> [Extracted records]:
━━━━━━━━━━━━━━━━━━━━━━━━━━━━━━

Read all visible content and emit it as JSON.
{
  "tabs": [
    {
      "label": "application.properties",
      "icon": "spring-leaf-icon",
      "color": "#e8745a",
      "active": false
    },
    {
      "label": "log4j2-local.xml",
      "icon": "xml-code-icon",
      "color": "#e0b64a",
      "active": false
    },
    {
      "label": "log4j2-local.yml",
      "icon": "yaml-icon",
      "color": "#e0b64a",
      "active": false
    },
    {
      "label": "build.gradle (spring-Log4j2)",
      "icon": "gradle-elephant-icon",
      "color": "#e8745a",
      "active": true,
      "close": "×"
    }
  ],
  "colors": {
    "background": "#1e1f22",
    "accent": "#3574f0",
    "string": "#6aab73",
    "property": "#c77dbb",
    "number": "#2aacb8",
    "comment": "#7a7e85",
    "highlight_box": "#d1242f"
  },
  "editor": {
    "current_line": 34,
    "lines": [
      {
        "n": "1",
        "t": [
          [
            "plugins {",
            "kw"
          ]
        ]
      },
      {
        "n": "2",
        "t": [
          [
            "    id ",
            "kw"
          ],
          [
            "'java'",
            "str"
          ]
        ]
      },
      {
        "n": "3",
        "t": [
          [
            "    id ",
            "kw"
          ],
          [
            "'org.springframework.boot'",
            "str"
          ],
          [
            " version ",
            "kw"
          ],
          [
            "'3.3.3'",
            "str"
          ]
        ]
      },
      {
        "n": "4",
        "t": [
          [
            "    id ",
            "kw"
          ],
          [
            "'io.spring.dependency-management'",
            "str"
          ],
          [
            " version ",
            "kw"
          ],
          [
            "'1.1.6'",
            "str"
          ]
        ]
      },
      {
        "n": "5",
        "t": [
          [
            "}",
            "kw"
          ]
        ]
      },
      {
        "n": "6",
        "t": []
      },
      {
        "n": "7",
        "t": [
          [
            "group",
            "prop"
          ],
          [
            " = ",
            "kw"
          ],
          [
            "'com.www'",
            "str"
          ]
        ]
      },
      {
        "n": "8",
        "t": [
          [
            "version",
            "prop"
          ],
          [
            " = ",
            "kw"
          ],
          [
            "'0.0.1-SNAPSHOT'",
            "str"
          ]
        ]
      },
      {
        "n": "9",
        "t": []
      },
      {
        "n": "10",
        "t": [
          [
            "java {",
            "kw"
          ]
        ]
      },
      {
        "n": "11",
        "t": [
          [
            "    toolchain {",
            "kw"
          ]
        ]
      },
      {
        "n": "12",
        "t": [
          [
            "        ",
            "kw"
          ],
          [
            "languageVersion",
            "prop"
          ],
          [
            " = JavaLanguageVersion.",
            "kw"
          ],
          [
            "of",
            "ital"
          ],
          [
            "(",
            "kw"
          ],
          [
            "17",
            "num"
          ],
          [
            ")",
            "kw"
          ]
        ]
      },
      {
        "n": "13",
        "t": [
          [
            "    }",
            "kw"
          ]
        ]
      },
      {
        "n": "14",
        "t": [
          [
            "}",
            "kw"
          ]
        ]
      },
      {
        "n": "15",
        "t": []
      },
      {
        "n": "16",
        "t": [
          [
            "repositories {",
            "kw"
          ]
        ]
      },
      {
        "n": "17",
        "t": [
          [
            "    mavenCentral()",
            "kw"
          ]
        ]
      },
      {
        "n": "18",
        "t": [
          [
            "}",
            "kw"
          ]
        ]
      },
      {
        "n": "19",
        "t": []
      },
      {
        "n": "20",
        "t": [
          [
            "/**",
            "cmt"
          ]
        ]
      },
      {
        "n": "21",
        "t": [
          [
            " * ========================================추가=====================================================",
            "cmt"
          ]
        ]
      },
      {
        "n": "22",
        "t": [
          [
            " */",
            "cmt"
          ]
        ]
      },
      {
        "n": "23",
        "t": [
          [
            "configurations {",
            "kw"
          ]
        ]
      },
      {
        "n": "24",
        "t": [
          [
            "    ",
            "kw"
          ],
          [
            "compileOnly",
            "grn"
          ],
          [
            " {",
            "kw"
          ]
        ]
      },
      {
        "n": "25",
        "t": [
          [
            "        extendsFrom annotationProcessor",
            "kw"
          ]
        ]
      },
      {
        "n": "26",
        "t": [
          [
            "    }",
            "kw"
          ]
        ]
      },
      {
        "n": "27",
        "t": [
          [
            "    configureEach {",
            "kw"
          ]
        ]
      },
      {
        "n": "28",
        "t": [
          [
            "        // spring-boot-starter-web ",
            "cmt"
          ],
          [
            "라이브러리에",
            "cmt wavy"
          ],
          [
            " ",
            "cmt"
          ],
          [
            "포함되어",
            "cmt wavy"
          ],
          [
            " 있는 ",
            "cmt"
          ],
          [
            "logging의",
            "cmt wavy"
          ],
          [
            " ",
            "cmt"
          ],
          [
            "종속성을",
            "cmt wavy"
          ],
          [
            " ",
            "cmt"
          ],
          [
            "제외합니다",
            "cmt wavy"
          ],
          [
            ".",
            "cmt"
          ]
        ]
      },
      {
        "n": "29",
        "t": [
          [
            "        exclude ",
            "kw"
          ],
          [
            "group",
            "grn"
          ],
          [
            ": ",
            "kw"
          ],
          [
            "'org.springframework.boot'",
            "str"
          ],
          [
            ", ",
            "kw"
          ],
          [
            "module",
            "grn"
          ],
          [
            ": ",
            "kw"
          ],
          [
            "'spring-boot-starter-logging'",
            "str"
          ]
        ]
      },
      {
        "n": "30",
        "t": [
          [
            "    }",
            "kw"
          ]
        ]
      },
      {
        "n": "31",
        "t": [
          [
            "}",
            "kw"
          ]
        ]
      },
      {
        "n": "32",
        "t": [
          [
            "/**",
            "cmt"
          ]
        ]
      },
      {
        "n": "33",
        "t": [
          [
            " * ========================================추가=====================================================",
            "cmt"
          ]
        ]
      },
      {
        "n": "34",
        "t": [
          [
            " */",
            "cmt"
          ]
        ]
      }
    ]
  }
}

━━━━━━━━━━━━━━━━━━━━━━━━━━━━━━

> [Problem details]: Nothing should be left out: repeat all of the data exactly.

> [Output of the exercise]:
Read all visible content and emit it as JSON.
{
  "tabs": [
    {
      "label": "application.properties",
      "icon": "spring-leaf-icon",
      "color": "#e8745a",
      "active": false
    },
    {
      "label": "log4j2-local.xml",
      "icon": "xml-code-icon",
      "color": "#e0b64a",
      "active": false
    },
    {
      "label": "log4j2-local.yml",
      "icon": "yaml-icon",
      "color": "#e0b64a",
      "active": false
    },
    {
      "label": "build.gradle (spring-Log4j2)",
      "icon": "gradle-elephant-icon",
      "color": "#e8745a",
      "active": true,
      "close": "×"
    }
  ],
  "colors": {
    "background": "#1e1f22",
    "accent": "#3574f0",
    "string": "#6aab73",
    "property": "#c77dbb",
    "number": "#2aacb8",
    "comment": "#7a7e85",
    "highlight_box": "#d1242f"
  },
  "editor": {
    "current_line": 34,
    "lines": [
      {
        "n": "1",
        "t": [
          [
            "plugins {",
            "kw"
          ]
        ]
      },
      {
        "n": "2",
        "t": [
          [
            "    id ",
            "kw"
          ],
          [
            "'java'",
            "str"
          ]
        ]
      },
      {
        "n": "3",
        "t": [
          [
            "    id ",
            "kw"
          ],
          [
            "'org.springframework.boot'",
            "str"
          ],
          [
            " version ",
            "kw"
          ],
          [
            "'3.3.3'",
            "str"
          ]
        ]
      },
      {
        "n": "4",
        "t": [
          [
            "    id ",
            "kw"
          ],
          [
            "'io.spring.dependency-management'",
            "str"
          ],
          [
            " version ",
            "kw"
          ],
          [
            "'1.1.6'",
            "str"
          ]
        ]
      },
      {
        "n": "5",
        "t": [
          [
            "}",
            "kw"
          ]
        ]
      },
      {
        "n": "6",
        "t": []
      },
      {
        "n": "7",
        "t": [
          [
            "group",
            "prop"
          ],
          [
            " = ",
            "kw"
          ],
          [
            "'com.www'",
            "str"
          ]
        ]
      },
      {
        "n": "8",
        "t": [
          [
            "version",
            "prop"
          ],
          [
            " = ",
            "kw"
          ],
          [
            "'0.0.1-SNAPSHOT'",
            "str"
          ]
        ]
      },
      {
        "n": "9",
        "t": []
      },
      {
        "n": "10",
        "t": [
          [
            "java {",
            "kw"
          ]
        ]
      },
      {
        "n": "11",
        "t": [
          [
            "    toolchain {",
            "kw"
          ]
        ]
      },
      {
        "n": "12",
        "t": [
          [
            "        ",
            "kw"
          ],
          [
            "languageVersion",
            "prop"
          ],
          [
            " = JavaLanguageVersion.",
            "kw"
          ],
          [
            "of",
            "ital"
          ],
          [
            "(",
            "kw"
          ],
          [
            "17",
            "num"
          ],
          [
            ")",
            "kw"
          ]
        ]
      },
      {
        "n": "13",
        "t": [
          [
            "    }",
            "kw"
          ]
        ]
      },
      {
        "n": "14",
        "t": [
          [
            "}",
            "kw"
          ]
        ]
      },
      {
        "n": "15",
        "t": []
      },
      {
        "n": "16",
        "t": [
          [
            "repositories {",
            "kw"
          ]
        ]
      },
      {
        "n": "17",
        "t": [
          [
            "    mavenCentral()",
            "kw"
          ]
        ]
      },
      {
        "n": "18",
        "t": [
          [
            "}",
            "kw"
          ]
        ]
      },
      {
        "n": "19",
        "t": []
      },
      {
        "n": "20",
        "t": [
          [
            "/**",
            "cmt"
          ]
        ]
      },
      {
        "n": "21",
        "t": [
          [
            " * ========================================추가=====================================================",
            "cmt"
          ]
        ]
      },
      {
        "n": "22",
        "t": [
          [
            " */",
            "cmt"
          ]
        ]
      },
      {
        "n": "23",
        "t": [
          [
            "configurations {",
            "kw"
          ]
        ]
      },
      {
        "n": "24",
        "t": [
          [
            "    ",
            "kw"
          ],
          [
            "compileOnly",
            "grn"
          ],
          [
            " {",
            "kw"
          ]
        ]
      },
      {
        "n": "25",
        "t": [
          [
            "        extendsFrom annotationProcessor",
            "kw"
          ]
        ]
      },
      {
        "n": "26",
        "t": [
          [
            "    }",
            "kw"
          ]
        ]
      },
      {
        "n": "27",
        "t": [
          [
            "    configureEach {",
            "kw"
          ]
        ]
      },
      {
        "n": "28",
        "t": [
          [
            "        // spring-boot-starter-web ",
            "cmt"
          ],
          [
            "라이브러리에",
            "cmt wavy"
          ],
          [
            " ",
            "cmt"
          ],
          [
            "포함되어",
            "cmt wavy"
          ],
          [
            " 있는 ",
            "cmt"
          ],
          [
            "logging의",
            "cmt wavy"
          ],
          [
            " ",
            "cmt"
          ],
          [
            "종속성을",
            "cmt wavy"
          ],
          [
            " ",
            "cmt"
          ],
          [
            "제외합니다",
            "cmt wavy"
          ],
          [
            ".",
            "cmt"
          ]
        ]
      },
      {
        "n": "29",
        "t": [
          [
            "        exclude ",
            "kw"
          ],
          [
            "group",
            "grn"
          ],
          [
            ": ",
            "kw"
          ],
          [
            "'org.springframework.boot'",
            "str"
          ],
          [
            ", ",
            "kw"
          ],
          [
            "module",
            "grn"
          ],
          [
            ": ",
            "kw"
          ],
          [
            "'spring-boot-starter-logging'",
            "str"
          ]
        ]
      },
      {
        "n": "30",
        "t": [
          [
            "    }",
            "kw"
          ]
        ]
      },
      {
        "n": "31",
        "t": [
          [
            "}",
            "kw"
          ]
        ]
      },
      {
        "n": "32",
        "t": [
          [
            "/**",
            "cmt"
          ]
        ]
      },
      {
        "n": "33",
        "t": [
          [
            " * ========================================추가=====================================================",
            "cmt"
          ]
        ]
      },
      {
        "n": "34",
        "t": [
          [
            " */",
            "cmt"
          ]
        ]
      }
    ]
  }
}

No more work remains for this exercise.